▶ **Work required**
Extract each line of the records below that contains the word "Science".

▶ **Dataset rows**
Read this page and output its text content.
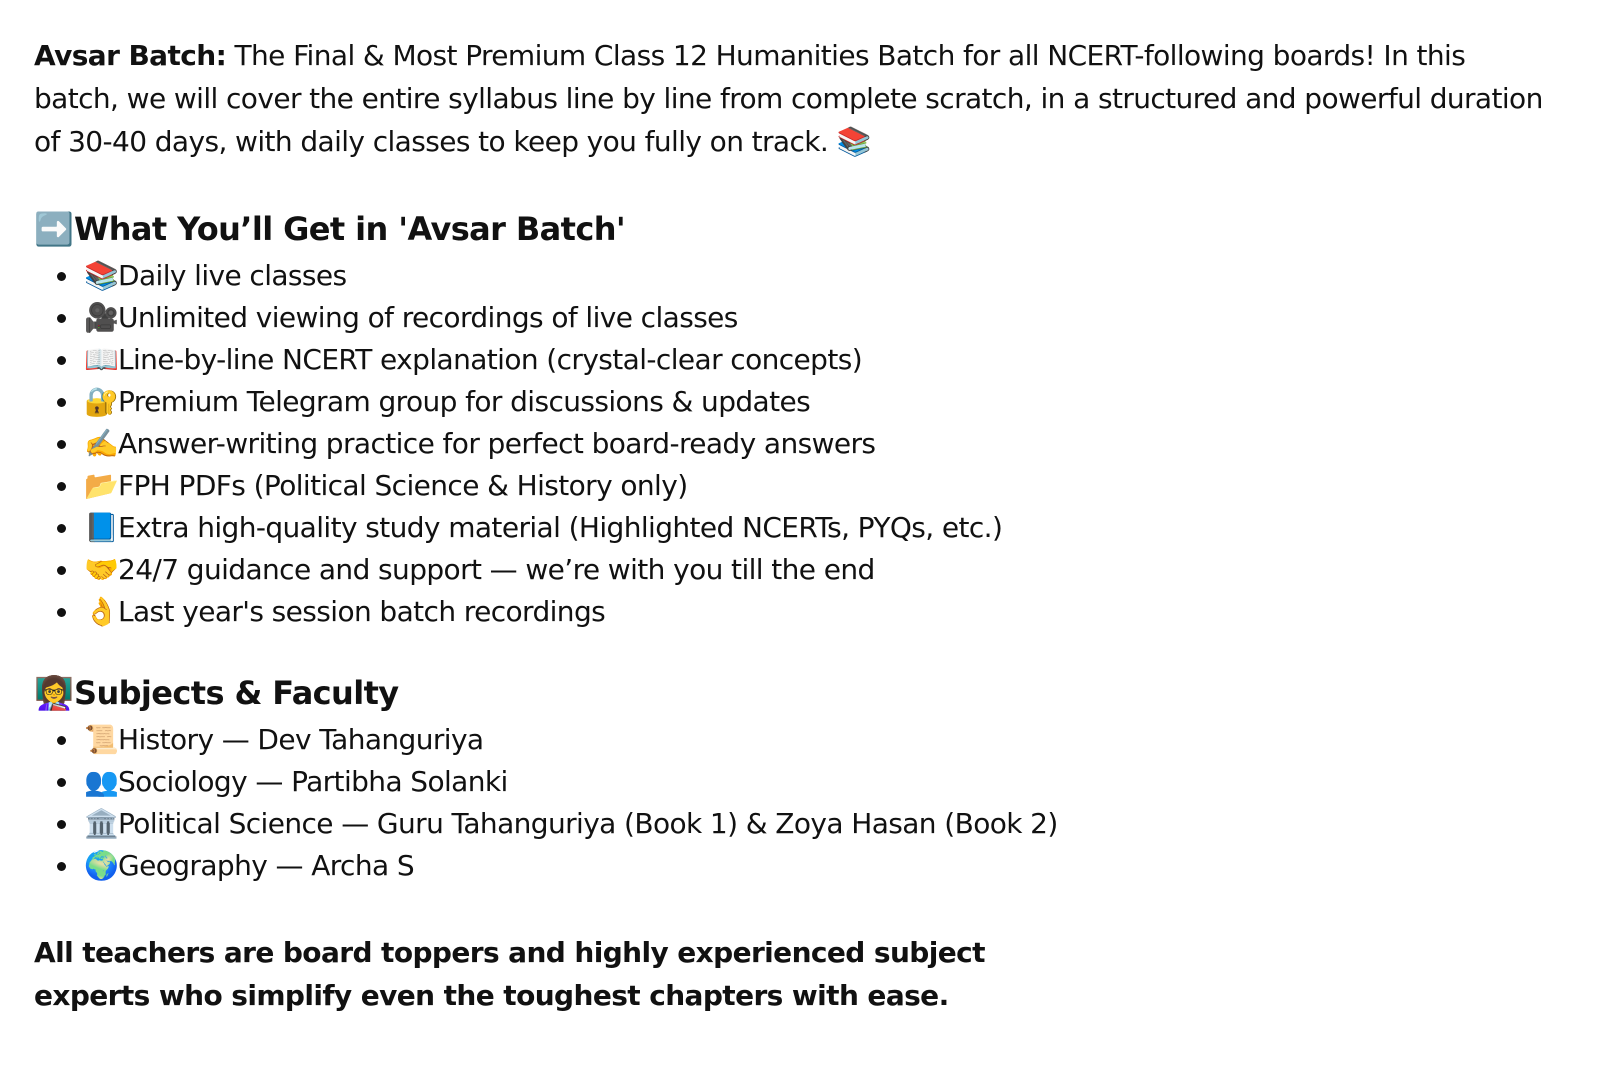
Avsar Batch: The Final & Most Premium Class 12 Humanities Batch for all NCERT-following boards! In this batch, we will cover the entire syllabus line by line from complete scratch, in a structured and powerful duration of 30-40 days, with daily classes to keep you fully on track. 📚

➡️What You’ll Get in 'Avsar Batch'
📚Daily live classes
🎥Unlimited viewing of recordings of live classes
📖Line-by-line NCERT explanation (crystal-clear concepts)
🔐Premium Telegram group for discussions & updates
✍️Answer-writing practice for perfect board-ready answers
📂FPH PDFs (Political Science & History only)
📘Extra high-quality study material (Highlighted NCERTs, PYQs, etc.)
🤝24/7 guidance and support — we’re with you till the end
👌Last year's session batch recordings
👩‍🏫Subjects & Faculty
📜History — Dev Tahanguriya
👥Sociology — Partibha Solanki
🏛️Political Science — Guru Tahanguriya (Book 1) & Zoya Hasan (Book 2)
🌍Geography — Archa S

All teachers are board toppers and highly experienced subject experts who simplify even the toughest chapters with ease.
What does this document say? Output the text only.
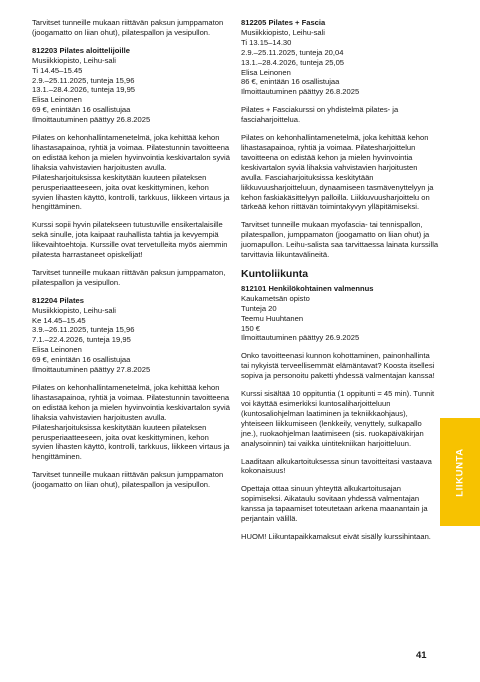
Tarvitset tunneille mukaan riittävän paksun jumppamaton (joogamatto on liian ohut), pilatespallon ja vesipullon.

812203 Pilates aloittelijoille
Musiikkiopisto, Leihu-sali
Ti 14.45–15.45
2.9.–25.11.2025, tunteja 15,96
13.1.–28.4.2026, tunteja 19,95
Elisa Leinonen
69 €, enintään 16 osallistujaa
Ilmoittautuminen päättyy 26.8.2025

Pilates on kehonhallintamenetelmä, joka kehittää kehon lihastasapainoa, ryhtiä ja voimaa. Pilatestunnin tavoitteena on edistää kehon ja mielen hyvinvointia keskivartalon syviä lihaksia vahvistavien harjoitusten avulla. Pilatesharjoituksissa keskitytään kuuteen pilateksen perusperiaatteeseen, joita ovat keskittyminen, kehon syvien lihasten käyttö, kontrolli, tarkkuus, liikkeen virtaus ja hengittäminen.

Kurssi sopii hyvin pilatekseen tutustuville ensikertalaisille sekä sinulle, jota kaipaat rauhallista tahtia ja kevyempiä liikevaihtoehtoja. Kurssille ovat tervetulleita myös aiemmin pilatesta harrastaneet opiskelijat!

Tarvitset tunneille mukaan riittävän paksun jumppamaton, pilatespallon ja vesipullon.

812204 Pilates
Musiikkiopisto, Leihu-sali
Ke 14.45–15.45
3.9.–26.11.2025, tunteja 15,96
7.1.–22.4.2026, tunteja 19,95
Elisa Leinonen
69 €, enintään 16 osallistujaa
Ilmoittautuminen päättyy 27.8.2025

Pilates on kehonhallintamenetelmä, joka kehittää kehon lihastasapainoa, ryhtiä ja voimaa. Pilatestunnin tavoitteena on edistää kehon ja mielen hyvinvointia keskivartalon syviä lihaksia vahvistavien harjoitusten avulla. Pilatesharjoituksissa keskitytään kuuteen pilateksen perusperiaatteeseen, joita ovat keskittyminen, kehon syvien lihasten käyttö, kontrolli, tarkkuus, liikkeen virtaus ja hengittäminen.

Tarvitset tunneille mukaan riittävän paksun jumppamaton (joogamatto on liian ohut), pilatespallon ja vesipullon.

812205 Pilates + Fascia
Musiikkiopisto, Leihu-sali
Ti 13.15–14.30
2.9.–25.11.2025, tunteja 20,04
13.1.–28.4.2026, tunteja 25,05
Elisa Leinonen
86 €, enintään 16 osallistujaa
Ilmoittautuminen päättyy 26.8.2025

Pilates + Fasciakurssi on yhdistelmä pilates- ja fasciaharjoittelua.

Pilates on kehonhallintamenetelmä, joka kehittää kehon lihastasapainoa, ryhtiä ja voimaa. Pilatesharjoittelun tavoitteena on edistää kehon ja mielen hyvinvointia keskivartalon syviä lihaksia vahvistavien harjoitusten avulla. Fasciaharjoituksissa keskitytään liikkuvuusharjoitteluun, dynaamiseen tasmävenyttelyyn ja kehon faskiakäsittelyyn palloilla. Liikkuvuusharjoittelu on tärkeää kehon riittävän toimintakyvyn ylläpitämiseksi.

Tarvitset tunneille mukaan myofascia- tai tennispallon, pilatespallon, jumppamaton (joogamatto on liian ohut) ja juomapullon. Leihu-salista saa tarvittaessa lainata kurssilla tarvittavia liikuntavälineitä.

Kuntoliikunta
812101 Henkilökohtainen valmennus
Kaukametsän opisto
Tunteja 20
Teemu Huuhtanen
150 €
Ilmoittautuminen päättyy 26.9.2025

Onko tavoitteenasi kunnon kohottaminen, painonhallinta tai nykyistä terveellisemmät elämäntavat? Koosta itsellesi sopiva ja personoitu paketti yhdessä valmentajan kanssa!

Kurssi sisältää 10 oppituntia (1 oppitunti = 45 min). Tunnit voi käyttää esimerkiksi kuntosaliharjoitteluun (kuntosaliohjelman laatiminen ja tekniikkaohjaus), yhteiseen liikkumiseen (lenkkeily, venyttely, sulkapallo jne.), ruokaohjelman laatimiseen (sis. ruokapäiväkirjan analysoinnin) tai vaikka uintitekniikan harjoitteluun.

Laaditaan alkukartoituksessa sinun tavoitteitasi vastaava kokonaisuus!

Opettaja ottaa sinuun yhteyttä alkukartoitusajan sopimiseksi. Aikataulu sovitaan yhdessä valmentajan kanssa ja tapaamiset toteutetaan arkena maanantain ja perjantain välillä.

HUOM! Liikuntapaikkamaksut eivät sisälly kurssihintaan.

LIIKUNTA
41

▶ **Correct output**
📂FPH PDFs (Political Science & History only)
🏛️Political Science — Guru Tahanguriya (Book 1) & Zoya Hasan (Book 2)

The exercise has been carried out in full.